>>>
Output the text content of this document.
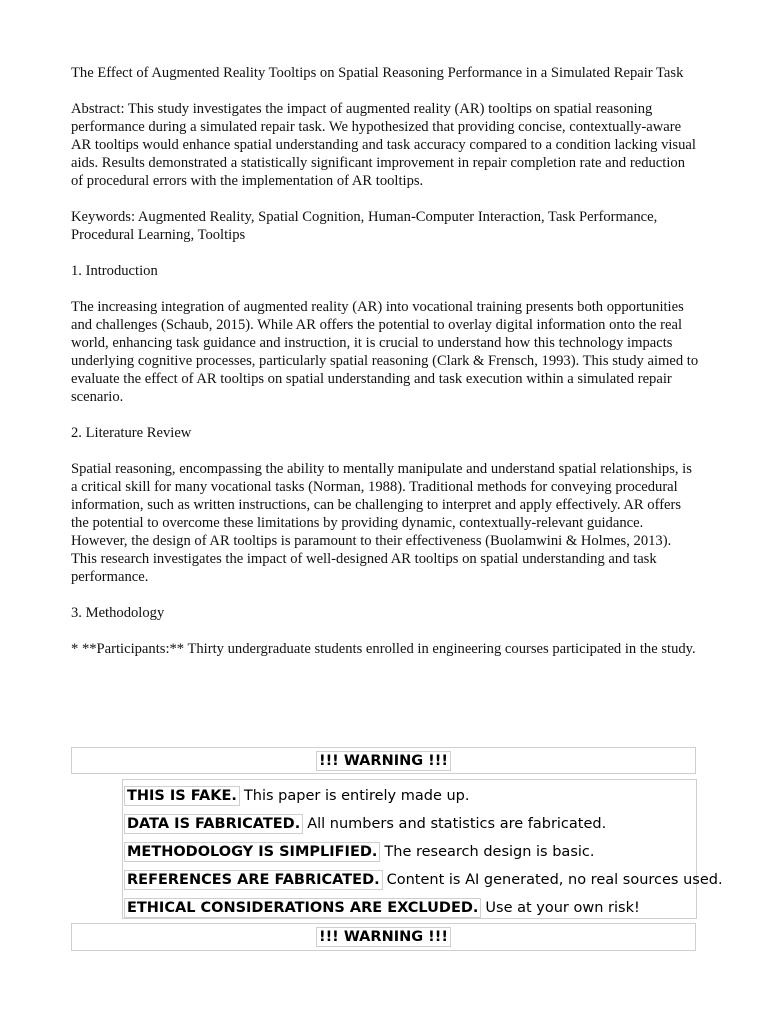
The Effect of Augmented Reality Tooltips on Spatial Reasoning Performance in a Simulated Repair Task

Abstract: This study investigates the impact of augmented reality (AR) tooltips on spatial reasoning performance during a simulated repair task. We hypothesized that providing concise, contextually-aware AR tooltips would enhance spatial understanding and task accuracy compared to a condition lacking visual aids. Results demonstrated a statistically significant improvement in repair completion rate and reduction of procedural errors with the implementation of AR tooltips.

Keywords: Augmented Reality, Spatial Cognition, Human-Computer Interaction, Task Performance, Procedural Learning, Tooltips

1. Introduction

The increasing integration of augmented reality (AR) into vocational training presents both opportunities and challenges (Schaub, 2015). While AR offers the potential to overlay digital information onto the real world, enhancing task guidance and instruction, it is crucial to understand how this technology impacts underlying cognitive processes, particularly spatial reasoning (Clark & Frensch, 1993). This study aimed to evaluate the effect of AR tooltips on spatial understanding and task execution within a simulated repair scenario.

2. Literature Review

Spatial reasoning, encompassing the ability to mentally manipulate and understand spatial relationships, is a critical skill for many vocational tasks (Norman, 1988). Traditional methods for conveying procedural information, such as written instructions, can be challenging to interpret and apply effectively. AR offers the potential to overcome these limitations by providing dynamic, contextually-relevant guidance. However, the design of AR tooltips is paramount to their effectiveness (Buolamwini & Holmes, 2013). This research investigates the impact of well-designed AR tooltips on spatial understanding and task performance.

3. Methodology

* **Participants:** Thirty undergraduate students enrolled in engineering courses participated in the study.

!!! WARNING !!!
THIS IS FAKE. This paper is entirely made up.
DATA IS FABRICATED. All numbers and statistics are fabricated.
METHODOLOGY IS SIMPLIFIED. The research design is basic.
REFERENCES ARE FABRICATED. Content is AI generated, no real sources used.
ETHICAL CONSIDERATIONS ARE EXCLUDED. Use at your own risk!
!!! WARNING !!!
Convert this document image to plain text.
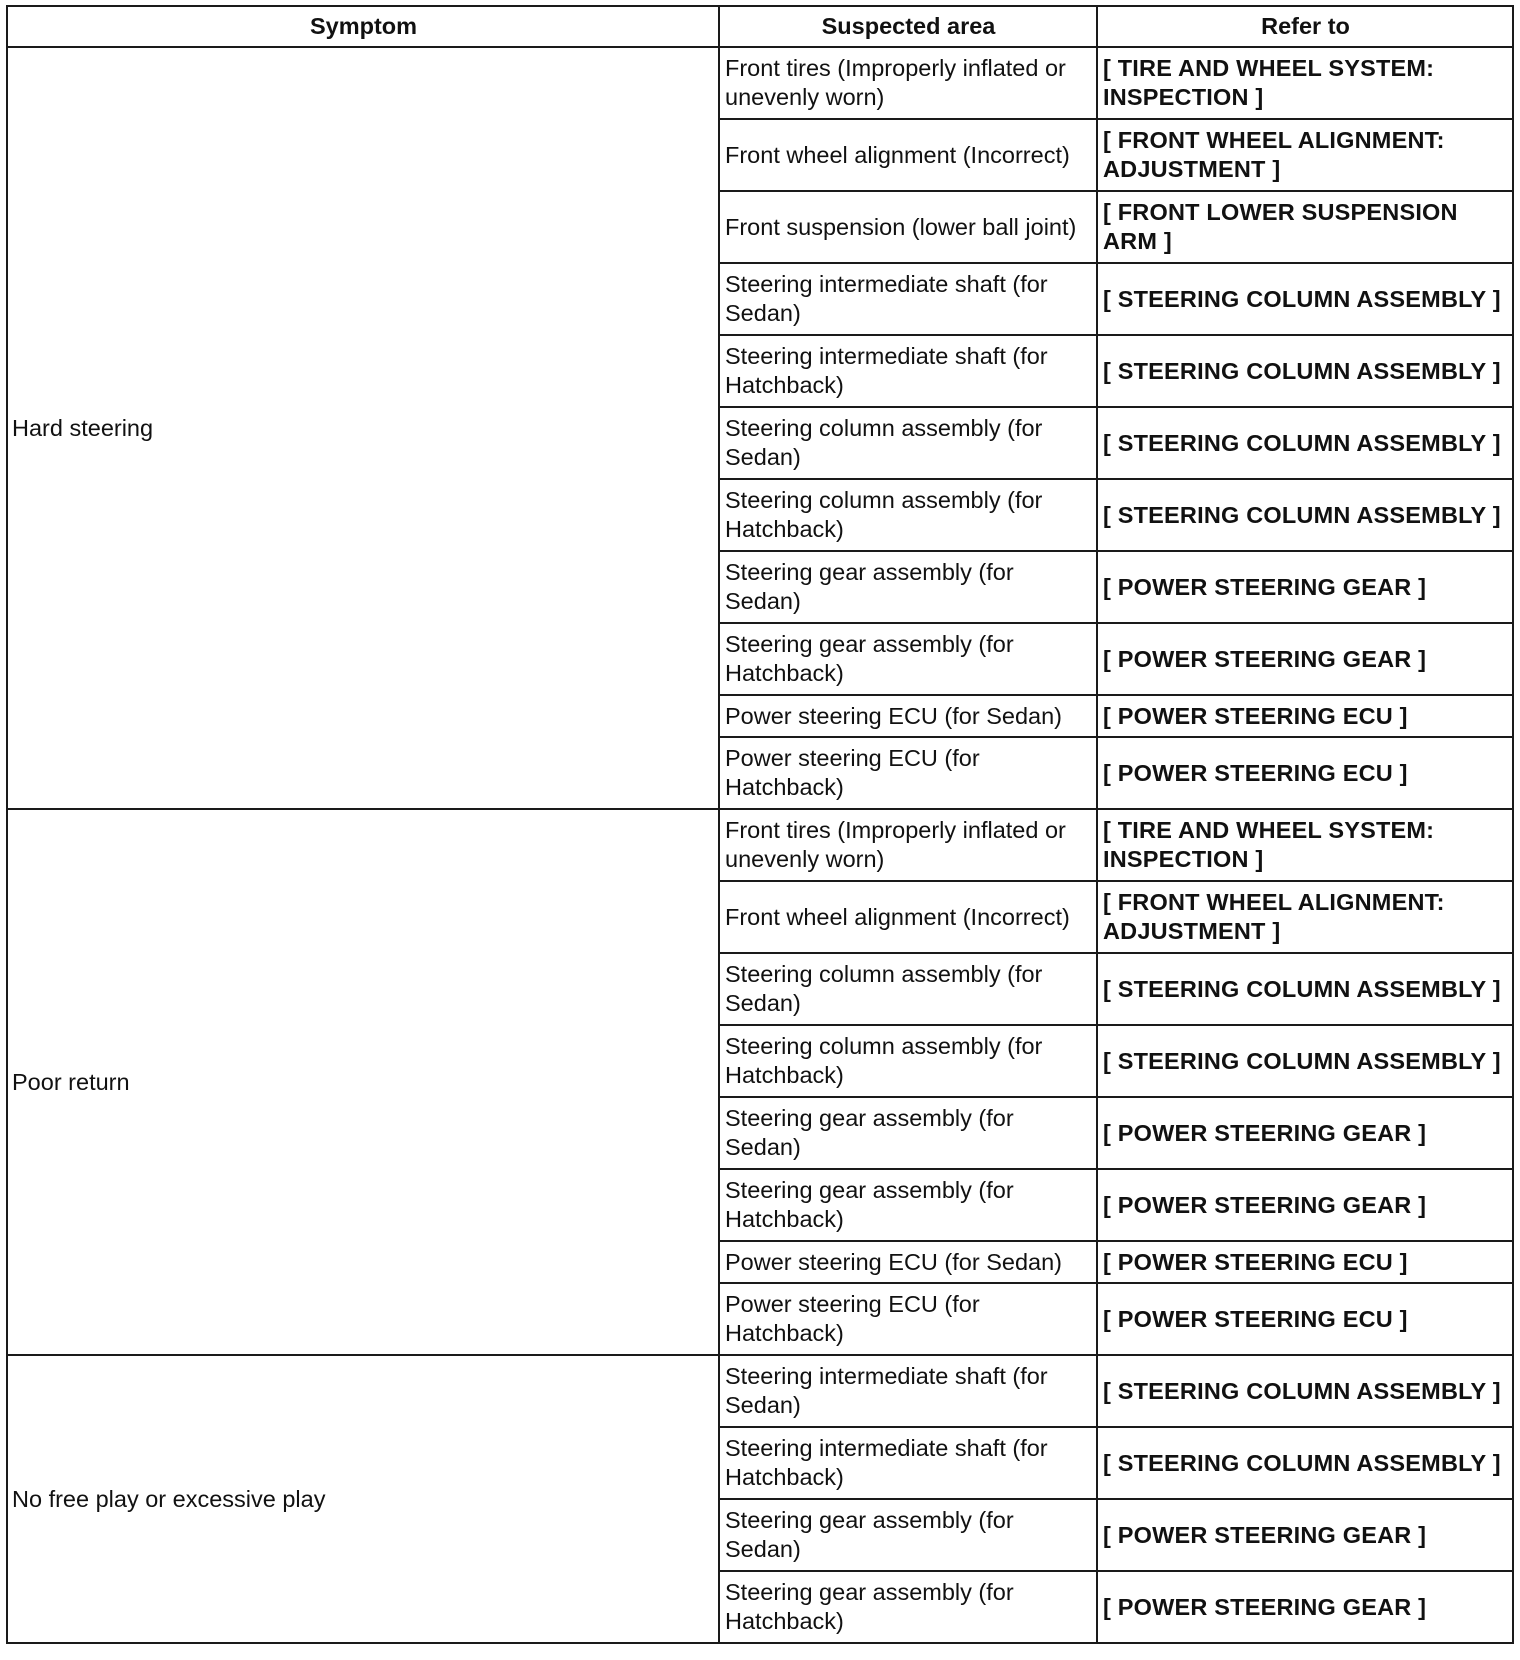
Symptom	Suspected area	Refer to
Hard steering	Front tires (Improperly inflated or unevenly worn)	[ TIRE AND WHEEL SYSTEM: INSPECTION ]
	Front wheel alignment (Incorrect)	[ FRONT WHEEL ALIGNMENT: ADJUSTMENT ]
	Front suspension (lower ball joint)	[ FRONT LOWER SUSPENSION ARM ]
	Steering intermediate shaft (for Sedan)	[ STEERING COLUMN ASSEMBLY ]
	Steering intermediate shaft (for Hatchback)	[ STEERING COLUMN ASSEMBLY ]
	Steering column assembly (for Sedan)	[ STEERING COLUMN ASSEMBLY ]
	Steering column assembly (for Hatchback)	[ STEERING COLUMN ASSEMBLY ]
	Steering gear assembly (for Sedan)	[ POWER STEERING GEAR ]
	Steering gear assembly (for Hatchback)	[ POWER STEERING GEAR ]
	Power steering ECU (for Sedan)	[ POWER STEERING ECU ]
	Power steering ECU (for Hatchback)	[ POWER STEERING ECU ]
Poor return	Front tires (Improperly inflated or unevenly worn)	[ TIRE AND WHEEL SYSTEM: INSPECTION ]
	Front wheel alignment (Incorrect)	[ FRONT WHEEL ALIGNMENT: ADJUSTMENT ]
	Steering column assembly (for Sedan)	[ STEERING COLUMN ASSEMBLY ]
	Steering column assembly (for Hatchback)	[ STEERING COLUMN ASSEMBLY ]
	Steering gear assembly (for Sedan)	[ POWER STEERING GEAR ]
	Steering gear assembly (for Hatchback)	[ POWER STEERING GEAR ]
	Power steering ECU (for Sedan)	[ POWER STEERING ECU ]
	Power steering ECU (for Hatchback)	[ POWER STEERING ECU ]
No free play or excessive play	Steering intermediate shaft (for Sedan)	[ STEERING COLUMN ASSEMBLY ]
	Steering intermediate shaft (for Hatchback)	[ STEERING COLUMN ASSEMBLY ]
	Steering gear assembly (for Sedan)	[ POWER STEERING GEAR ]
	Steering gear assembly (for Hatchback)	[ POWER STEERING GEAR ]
<<<
Short task :: Repeat the entries exactly. Pictures are excluded from the copy.

Exercise output ::
Output the text content of this document.
The Effect of Augmented Reality Tooltips on Spatial Reasoning Performance in a Simulated Repair Task

Abstract: This study investigates the impact of augmented reality (AR) tooltips on spatial reasoning performance during a simulated repair task. We hypothesized that providing concise, contextually-aware AR tooltips would enhance spatial understanding and task accuracy compared to a condition lacking visual aids. Results demonstrated a statistically significant improvement in repair completion rate and reduction of procedural errors with the implementation of AR tooltips.

Keywords: Augmented Reality, Spatial Cognition, Human-Computer Interaction, Task Performance, Procedural Learning, Tooltips

1. Introduction

The increasing integration of augmented reality (AR) into vocational training presents both opportunities and challenges (Schaub, 2015). While AR offers the potential to overlay digital information onto the real world, enhancing task guidance and instruction, it is crucial to understand how this technology impacts underlying cognitive processes, particularly spatial reasoning (Clark & Frensch, 1993). This study aimed to evaluate the effect of AR tooltips on spatial understanding and task execution within a simulated repair scenario.

2. Literature Review

Spatial reasoning, encompassing the ability to mentally manipulate and understand spatial relationships, is a critical skill for many vocational tasks (Norman, 1988). Traditional methods for conveying procedural information, such as written instructions, can be challenging to interpret and apply effectively. AR offers the potential to overcome these limitations by providing dynamic, contextually-relevant guidance. However, the design of AR tooltips is paramount to their effectiveness (Buolamwini & Holmes, 2013). This research investigates the impact of well-designed AR tooltips on spatial understanding and task performance.

3. Methodology

* **Participants:** Thirty undergraduate students enrolled in engineering courses participated in the study.

!!! WARNING !!!
THIS IS FAKE. This paper is entirely made up.
DATA IS FABRICATED. All numbers and statistics are fabricated.
METHODOLOGY IS SIMPLIFIED. The research design is basic.
REFERENCES ARE FABRICATED. Content is AI generated, no real sources used.
ETHICAL CONSIDERATIONS ARE EXCLUDED. Use at your own risk!
!!! WARNING !!!
Convert this document image to plain text.
Symptom	Suspected area	Refer to
Hard steering	Front tires (Improperly inflated or unevenly worn)	[ TIRE AND WHEEL SYSTEM: INSPECTION ]
	Front wheel alignment (Incorrect)	[ FRONT WHEEL ALIGNMENT: ADJUSTMENT ]
	Front suspension (lower ball joint)	[ FRONT LOWER SUSPENSION ARM ]
	Steering intermediate shaft (for Sedan)	[ STEERING COLUMN ASSEMBLY ]
	Steering intermediate shaft (for Hatchback)	[ STEERING COLUMN ASSEMBLY ]
	Steering column assembly (for Sedan)	[ STEERING COLUMN ASSEMBLY ]
	Steering column assembly (for Hatchback)	[ STEERING COLUMN ASSEMBLY ]
	Steering gear assembly (for Sedan)	[ POWER STEERING GEAR ]
	Steering gear assembly (for Hatchback)	[ POWER STEERING GEAR ]
	Power steering ECU (for Sedan)	[ POWER STEERING ECU ]
	Power steering ECU (for Hatchback)	[ POWER STEERING ECU ]
Poor return	Front tires (Improperly inflated or unevenly worn)	[ TIRE AND WHEEL SYSTEM: INSPECTION ]
	Front wheel alignment (Incorrect)	[ FRONT WHEEL ALIGNMENT: ADJUSTMENT ]
	Steering column assembly (for Sedan)	[ STEERING COLUMN ASSEMBLY ]
	Steering column assembly (for Hatchback)	[ STEERING COLUMN ASSEMBLY ]
	Steering gear assembly (for Sedan)	[ POWER STEERING GEAR ]
	Steering gear assembly (for Hatchback)	[ POWER STEERING GEAR ]
	Power steering ECU (for Sedan)	[ POWER STEERING ECU ]
	Power steering ECU (for Hatchback)	[ POWER STEERING ECU ]
No free play or excessive play	Steering intermediate shaft (for Sedan)	[ STEERING COLUMN ASSEMBLY ]
	Steering intermediate shaft (for Hatchback)	[ STEERING COLUMN ASSEMBLY ]
	Steering gear assembly (for Sedan)	[ POWER STEERING GEAR ]
	Steering gear assembly (for Hatchback)	[ POWER STEERING GEAR ]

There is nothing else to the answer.